REQUIREMENT
Quote, without change, all of the lines that follow.

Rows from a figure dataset
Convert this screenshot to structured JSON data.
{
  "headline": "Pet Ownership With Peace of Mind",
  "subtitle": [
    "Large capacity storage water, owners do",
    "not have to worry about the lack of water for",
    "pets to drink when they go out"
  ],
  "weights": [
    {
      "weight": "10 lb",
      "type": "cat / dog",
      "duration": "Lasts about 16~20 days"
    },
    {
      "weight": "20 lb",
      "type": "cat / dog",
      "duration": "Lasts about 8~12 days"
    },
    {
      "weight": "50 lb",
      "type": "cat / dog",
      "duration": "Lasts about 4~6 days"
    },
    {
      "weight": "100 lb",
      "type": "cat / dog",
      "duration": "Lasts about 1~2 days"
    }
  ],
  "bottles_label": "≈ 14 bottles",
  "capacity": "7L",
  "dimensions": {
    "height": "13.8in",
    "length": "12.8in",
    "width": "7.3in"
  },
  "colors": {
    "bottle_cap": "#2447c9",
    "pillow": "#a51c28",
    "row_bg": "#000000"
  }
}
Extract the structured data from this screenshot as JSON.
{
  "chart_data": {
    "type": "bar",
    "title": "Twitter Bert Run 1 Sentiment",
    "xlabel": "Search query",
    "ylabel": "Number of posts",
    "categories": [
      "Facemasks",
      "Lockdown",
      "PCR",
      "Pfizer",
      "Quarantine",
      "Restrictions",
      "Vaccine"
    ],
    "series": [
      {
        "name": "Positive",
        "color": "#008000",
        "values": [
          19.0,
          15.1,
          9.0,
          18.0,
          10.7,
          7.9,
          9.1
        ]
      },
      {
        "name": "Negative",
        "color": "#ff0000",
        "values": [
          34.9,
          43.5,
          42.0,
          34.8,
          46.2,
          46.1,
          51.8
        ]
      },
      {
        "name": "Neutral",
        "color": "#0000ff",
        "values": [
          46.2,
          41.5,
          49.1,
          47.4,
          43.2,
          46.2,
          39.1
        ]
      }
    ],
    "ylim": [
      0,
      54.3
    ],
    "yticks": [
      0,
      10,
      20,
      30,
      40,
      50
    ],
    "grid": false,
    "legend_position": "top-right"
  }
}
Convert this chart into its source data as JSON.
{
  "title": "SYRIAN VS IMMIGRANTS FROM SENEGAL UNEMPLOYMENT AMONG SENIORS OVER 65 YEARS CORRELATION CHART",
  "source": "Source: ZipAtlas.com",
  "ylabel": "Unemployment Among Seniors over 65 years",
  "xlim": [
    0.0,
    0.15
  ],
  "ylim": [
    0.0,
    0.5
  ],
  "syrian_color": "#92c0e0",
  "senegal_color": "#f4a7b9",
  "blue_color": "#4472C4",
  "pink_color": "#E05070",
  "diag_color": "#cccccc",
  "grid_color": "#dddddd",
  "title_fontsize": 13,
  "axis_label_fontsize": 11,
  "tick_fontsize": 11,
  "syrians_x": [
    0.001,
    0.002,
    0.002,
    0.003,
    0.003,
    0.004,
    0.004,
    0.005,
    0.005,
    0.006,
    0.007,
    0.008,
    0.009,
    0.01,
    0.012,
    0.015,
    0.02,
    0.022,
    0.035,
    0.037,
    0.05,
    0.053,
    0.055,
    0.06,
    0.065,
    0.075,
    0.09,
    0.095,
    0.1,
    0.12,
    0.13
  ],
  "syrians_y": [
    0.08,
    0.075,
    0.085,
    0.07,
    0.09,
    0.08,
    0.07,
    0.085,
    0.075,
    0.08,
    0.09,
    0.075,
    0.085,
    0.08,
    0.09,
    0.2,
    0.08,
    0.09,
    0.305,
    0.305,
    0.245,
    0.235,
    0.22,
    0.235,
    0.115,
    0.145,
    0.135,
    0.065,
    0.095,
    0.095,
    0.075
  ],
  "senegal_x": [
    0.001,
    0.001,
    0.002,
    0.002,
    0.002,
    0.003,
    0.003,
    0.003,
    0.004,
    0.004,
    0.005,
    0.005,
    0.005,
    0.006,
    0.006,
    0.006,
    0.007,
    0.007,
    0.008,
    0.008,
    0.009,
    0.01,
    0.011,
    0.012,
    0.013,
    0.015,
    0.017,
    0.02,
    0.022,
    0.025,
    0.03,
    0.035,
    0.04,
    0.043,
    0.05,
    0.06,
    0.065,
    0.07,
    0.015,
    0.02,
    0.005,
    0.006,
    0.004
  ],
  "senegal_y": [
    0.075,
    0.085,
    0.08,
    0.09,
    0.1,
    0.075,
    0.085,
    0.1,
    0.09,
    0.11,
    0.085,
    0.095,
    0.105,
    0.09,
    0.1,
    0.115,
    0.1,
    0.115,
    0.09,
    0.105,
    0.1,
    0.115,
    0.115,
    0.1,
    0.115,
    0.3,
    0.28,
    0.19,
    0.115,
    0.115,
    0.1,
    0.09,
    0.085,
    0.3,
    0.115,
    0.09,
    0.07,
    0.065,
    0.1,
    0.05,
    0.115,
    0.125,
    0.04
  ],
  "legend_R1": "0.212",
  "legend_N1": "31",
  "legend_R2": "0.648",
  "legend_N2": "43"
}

TASK RESPONSE
Convert this screenshot to structured JSON data.
{
  "headline": "Pet Ownership With Peace of Mind",
  "subtitle": [
    "Large capacity storage water, owners do",
    "not have to worry about the lack of water for",
    "pets to drink when they go out"
  ],
  "weights": [
    {
      "weight": "10 lb",
      "type": "cat / dog",
      "duration": "Lasts about 16~20 days"
    },
    {
      "weight": "20 lb",
      "type": "cat / dog",
      "duration": "Lasts about 8~12 days"
    },
    {
      "weight": "50 lb",
      "type": "cat / dog",
      "duration": "Lasts about 4~6 days"
    },
    {
      "weight": "100 lb",
      "type": "cat / dog",
      "duration": "Lasts about 1~2 days"
    }
  ],
  "bottles_label": "≈ 14 bottles",
  "capacity": "7L",
  "dimensions": {
    "height": "13.8in",
    "length": "12.8in",
    "width": "7.3in"
  },
  "colors": {
    "bottle_cap": "#2447c9",
    "pillow": "#a51c28",
    "row_bg": "#000000"
  }
}
Extract the structured data from this screenshot as JSON.
{
  "chart_data": {
    "type": "bar",
    "title": "Twitter Bert Run 1 Sentiment",
    "xlabel": "Search query",
    "ylabel": "Number of posts",
    "categories": [
      "Facemasks",
      "Lockdown",
      "PCR",
      "Pfizer",
      "Quarantine",
      "Restrictions",
      "Vaccine"
    ],
    "series": [
      {
        "name": "Positive",
        "color": "#008000",
        "values": [
          19.0,
          15.1,
          9.0,
          18.0,
          10.7,
          7.9,
          9.1
        ]
      },
      {
        "name": "Negative",
        "color": "#ff0000",
        "values": [
          34.9,
          43.5,
          42.0,
          34.8,
          46.2,
          46.1,
          51.8
        ]
      },
      {
        "name": "Neutral",
        "color": "#0000ff",
        "values": [
          46.2,
          41.5,
          49.1,
          47.4,
          43.2,
          46.2,
          39.1
        ]
      }
    ],
    "ylim": [
      0,
      54.3
    ],
    "yticks": [
      0,
      10,
      20,
      30,
      40,
      50
    ],
    "grid": false,
    "legend_position": "top-right"
  }
}
Convert this chart into its source data as JSON.
{
  "title": "SYRIAN VS IMMIGRANTS FROM SENEGAL UNEMPLOYMENT AMONG SENIORS OVER 65 YEARS CORRELATION CHART",
  "source": "Source: ZipAtlas.com",
  "ylabel": "Unemployment Among Seniors over 65 years",
  "xlim": [
    0.0,
    0.15
  ],
  "ylim": [
    0.0,
    0.5
  ],
  "syrian_color": "#92c0e0",
  "senegal_color": "#f4a7b9",
  "blue_color": "#4472C4",
  "pink_color": "#E05070",
  "diag_color": "#cccccc",
  "grid_color": "#dddddd",
  "title_fontsize": 13,
  "axis_label_fontsize": 11,
  "tick_fontsize": 11,
  "syrians_x": [
    0.001,
    0.002,
    0.002,
    0.003,
    0.003,
    0.004,
    0.004,
    0.005,
    0.005,
    0.006,
    0.007,
    0.008,
    0.009,
    0.01,
    0.012,
    0.015,
    0.02,
    0.022,
    0.035,
    0.037,
    0.05,
    0.053,
    0.055,
    0.06,
    0.065,
    0.075,
    0.09,
    0.095,
    0.1,
    0.12,
    0.13
  ],
  "syrians_y": [
    0.08,
    0.075,
    0.085,
    0.07,
    0.09,
    0.08,
    0.07,
    0.085,
    0.075,
    0.08,
    0.09,
    0.075,
    0.085,
    0.08,
    0.09,
    0.2,
    0.08,
    0.09,
    0.305,
    0.305,
    0.245,
    0.235,
    0.22,
    0.235,
    0.115,
    0.145,
    0.135,
    0.065,
    0.095,
    0.095,
    0.075
  ],
  "senegal_x": [
    0.001,
    0.001,
    0.002,
    0.002,
    0.002,
    0.003,
    0.003,
    0.003,
    0.004,
    0.004,
    0.005,
    0.005,
    0.005,
    0.006,
    0.006,
    0.006,
    0.007,
    0.007,
    0.008,
    0.008,
    0.009,
    0.01,
    0.011,
    0.012,
    0.013,
    0.015,
    0.017,
    0.02,
    0.022,
    0.025,
    0.03,
    0.035,
    0.04,
    0.043,
    0.05,
    0.06,
    0.065,
    0.07,
    0.015,
    0.02,
    0.005,
    0.006,
    0.004
  ],
  "senegal_y": [
    0.075,
    0.085,
    0.08,
    0.09,
    0.1,
    0.075,
    0.085,
    0.1,
    0.09,
    0.11,
    0.085,
    0.095,
    0.105,
    0.09,
    0.1,
    0.115,
    0.1,
    0.115,
    0.09,
    0.105,
    0.1,
    0.115,
    0.115,
    0.1,
    0.115,
    0.3,
    0.28,
    0.19,
    0.115,
    0.115,
    0.1,
    0.09,
    0.085,
    0.3,
    0.115,
    0.09,
    0.07,
    0.065,
    0.1,
    0.05,
    0.115,
    0.125,
    0.04
  ],
  "legend_R1": "0.212",
  "legend_N1": "31",
  "legend_R2": "0.648",
  "legend_N2": "43"
}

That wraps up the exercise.